[What is being asked]
Print out the entries below with no edits.

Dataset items

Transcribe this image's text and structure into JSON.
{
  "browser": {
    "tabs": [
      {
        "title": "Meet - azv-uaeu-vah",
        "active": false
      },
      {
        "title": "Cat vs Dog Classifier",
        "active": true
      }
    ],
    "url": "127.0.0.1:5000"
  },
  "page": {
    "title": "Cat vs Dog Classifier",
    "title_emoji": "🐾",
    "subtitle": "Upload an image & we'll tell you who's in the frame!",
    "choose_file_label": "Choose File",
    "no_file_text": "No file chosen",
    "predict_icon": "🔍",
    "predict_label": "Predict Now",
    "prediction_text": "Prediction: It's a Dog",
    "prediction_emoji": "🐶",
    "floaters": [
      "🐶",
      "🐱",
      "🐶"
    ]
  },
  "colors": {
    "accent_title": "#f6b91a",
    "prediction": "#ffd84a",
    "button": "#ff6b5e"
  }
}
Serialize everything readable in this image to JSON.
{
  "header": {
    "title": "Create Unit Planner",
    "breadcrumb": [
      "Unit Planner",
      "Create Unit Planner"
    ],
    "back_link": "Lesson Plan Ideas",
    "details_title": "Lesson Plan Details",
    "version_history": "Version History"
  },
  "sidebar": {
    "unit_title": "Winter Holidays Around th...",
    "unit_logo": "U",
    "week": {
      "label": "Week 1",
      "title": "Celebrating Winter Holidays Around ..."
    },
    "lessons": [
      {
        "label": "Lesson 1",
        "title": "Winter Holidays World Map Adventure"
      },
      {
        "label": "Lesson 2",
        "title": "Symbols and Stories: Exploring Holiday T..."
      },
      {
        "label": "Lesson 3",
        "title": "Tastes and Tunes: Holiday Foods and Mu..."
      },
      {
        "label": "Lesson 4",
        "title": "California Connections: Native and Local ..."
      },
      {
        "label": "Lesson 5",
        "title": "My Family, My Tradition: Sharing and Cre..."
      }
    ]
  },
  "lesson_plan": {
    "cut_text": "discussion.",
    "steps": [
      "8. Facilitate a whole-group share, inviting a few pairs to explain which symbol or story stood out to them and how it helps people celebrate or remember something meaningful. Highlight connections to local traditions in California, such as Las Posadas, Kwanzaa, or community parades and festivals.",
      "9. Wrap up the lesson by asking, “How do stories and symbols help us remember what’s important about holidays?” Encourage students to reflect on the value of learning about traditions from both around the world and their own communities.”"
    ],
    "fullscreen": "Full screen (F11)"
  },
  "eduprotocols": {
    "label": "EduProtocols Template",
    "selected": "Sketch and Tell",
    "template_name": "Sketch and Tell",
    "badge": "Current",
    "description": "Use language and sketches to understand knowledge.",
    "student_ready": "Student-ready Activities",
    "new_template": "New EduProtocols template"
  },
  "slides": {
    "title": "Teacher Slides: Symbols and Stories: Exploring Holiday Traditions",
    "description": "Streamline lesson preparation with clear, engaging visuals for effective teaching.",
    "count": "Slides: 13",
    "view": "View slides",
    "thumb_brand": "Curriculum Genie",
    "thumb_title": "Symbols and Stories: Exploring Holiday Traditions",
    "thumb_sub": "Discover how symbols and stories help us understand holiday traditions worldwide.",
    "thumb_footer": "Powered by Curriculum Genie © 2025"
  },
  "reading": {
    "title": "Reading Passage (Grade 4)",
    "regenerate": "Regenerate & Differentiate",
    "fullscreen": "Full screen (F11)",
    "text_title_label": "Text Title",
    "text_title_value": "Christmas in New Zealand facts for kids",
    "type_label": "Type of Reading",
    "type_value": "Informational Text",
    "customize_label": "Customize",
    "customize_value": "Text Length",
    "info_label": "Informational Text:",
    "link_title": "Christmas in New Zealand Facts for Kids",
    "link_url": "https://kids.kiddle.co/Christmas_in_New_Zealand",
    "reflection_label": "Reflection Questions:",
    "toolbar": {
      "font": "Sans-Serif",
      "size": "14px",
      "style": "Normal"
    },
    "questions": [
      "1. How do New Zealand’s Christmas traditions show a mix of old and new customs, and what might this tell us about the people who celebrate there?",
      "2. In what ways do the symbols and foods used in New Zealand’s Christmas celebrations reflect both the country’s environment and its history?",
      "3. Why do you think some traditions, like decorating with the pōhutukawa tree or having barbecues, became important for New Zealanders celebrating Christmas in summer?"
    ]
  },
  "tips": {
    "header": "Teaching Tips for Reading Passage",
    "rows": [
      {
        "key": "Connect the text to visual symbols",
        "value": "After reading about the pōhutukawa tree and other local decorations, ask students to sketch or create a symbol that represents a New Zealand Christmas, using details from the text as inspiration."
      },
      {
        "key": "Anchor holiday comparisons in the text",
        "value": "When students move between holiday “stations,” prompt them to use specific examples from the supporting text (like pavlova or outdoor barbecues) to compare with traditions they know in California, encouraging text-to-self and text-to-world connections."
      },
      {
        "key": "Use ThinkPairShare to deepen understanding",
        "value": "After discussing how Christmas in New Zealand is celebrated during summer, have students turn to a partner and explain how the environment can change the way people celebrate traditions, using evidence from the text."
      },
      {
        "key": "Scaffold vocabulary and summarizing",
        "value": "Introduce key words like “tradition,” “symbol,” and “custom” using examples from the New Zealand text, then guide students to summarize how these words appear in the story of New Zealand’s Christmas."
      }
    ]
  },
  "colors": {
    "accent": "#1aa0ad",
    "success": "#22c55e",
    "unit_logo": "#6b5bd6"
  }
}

[Solution]
Transcribe this image's text and structure into JSON.
{
  "browser": {
    "tabs": [
      {
        "title": "Meet - azv-uaeu-vah",
        "active": false
      },
      {
        "title": "Cat vs Dog Classifier",
        "active": true
      }
    ],
    "url": "127.0.0.1:5000"
  },
  "page": {
    "title": "Cat vs Dog Classifier",
    "title_emoji": "🐾",
    "subtitle": "Upload an image & we'll tell you who's in the frame!",
    "choose_file_label": "Choose File",
    "no_file_text": "No file chosen",
    "predict_icon": "🔍",
    "predict_label": "Predict Now",
    "prediction_text": "Prediction: It's a Dog",
    "prediction_emoji": "🐶",
    "floaters": [
      "🐶",
      "🐱",
      "🐶"
    ]
  },
  "colors": {
    "accent_title": "#f6b91a",
    "prediction": "#ffd84a",
    "button": "#ff6b5e"
  }
}
Serialize everything readable in this image to JSON.
{
  "header": {
    "title": "Create Unit Planner",
    "breadcrumb": [
      "Unit Planner",
      "Create Unit Planner"
    ],
    "back_link": "Lesson Plan Ideas",
    "details_title": "Lesson Plan Details",
    "version_history": "Version History"
  },
  "sidebar": {
    "unit_title": "Winter Holidays Around th...",
    "unit_logo": "U",
    "week": {
      "label": "Week 1",
      "title": "Celebrating Winter Holidays Around ..."
    },
    "lessons": [
      {
        "label": "Lesson 1",
        "title": "Winter Holidays World Map Adventure"
      },
      {
        "label": "Lesson 2",
        "title": "Symbols and Stories: Exploring Holiday T..."
      },
      {
        "label": "Lesson 3",
        "title": "Tastes and Tunes: Holiday Foods and Mu..."
      },
      {
        "label": "Lesson 4",
        "title": "California Connections: Native and Local ..."
      },
      {
        "label": "Lesson 5",
        "title": "My Family, My Tradition: Sharing and Cre..."
      }
    ]
  },
  "lesson_plan": {
    "cut_text": "discussion.",
    "steps": [
      "8. Facilitate a whole-group share, inviting a few pairs to explain which symbol or story stood out to them and how it helps people celebrate or remember something meaningful. Highlight connections to local traditions in California, such as Las Posadas, Kwanzaa, or community parades and festivals.",
      "9. Wrap up the lesson by asking, “How do stories and symbols help us remember what’s important about holidays?” Encourage students to reflect on the value of learning about traditions from both around the world and their own communities.”"
    ],
    "fullscreen": "Full screen (F11)"
  },
  "eduprotocols": {
    "label": "EduProtocols Template",
    "selected": "Sketch and Tell",
    "template_name": "Sketch and Tell",
    "badge": "Current",
    "description": "Use language and sketches to understand knowledge.",
    "student_ready": "Student-ready Activities",
    "new_template": "New EduProtocols template"
  },
  "slides": {
    "title": "Teacher Slides: Symbols and Stories: Exploring Holiday Traditions",
    "description": "Streamline lesson preparation with clear, engaging visuals for effective teaching.",
    "count": "Slides: 13",
    "view": "View slides",
    "thumb_brand": "Curriculum Genie",
    "thumb_title": "Symbols and Stories: Exploring Holiday Traditions",
    "thumb_sub": "Discover how symbols and stories help us understand holiday traditions worldwide.",
    "thumb_footer": "Powered by Curriculum Genie © 2025"
  },
  "reading": {
    "title": "Reading Passage (Grade 4)",
    "regenerate": "Regenerate & Differentiate",
    "fullscreen": "Full screen (F11)",
    "text_title_label": "Text Title",
    "text_title_value": "Christmas in New Zealand facts for kids",
    "type_label": "Type of Reading",
    "type_value": "Informational Text",
    "customize_label": "Customize",
    "customize_value": "Text Length",
    "info_label": "Informational Text:",
    "link_title": "Christmas in New Zealand Facts for Kids",
    "link_url": "https://kids.kiddle.co/Christmas_in_New_Zealand",
    "reflection_label": "Reflection Questions:",
    "toolbar": {
      "font": "Sans-Serif",
      "size": "14px",
      "style": "Normal"
    },
    "questions": [
      "1. How do New Zealand’s Christmas traditions show a mix of old and new customs, and what might this tell us about the people who celebrate there?",
      "2. In what ways do the symbols and foods used in New Zealand’s Christmas celebrations reflect both the country’s environment and its history?",
      "3. Why do you think some traditions, like decorating with the pōhutukawa tree or having barbecues, became important for New Zealanders celebrating Christmas in summer?"
    ]
  },
  "tips": {
    "header": "Teaching Tips for Reading Passage",
    "rows": [
      {
        "key": "Connect the text to visual symbols",
        "value": "After reading about the pōhutukawa tree and other local decorations, ask students to sketch or create a symbol that represents a New Zealand Christmas, using details from the text as inspiration."
      },
      {
        "key": "Anchor holiday comparisons in the text",
        "value": "When students move between holiday “stations,” prompt them to use specific examples from the supporting text (like pavlova or outdoor barbecues) to compare with traditions they know in California, encouraging text-to-self and text-to-world connections."
      },
      {
        "key": "Use ThinkPairShare to deepen understanding",
        "value": "After discussing how Christmas in New Zealand is celebrated during summer, have students turn to a partner and explain how the environment can change the way people celebrate traditions, using evidence from the text."
      },
      {
        "key": "Scaffold vocabulary and summarizing",
        "value": "Introduce key words like “tradition,” “symbol,” and “custom” using examples from the New Zealand text, then guide students to summarize how these words appear in the story of New Zealand’s Christmas."
      }
    ]
  },
  "colors": {
    "accent": "#1aa0ad",
    "success": "#22c55e",
    "unit_logo": "#6b5bd6"
  }
}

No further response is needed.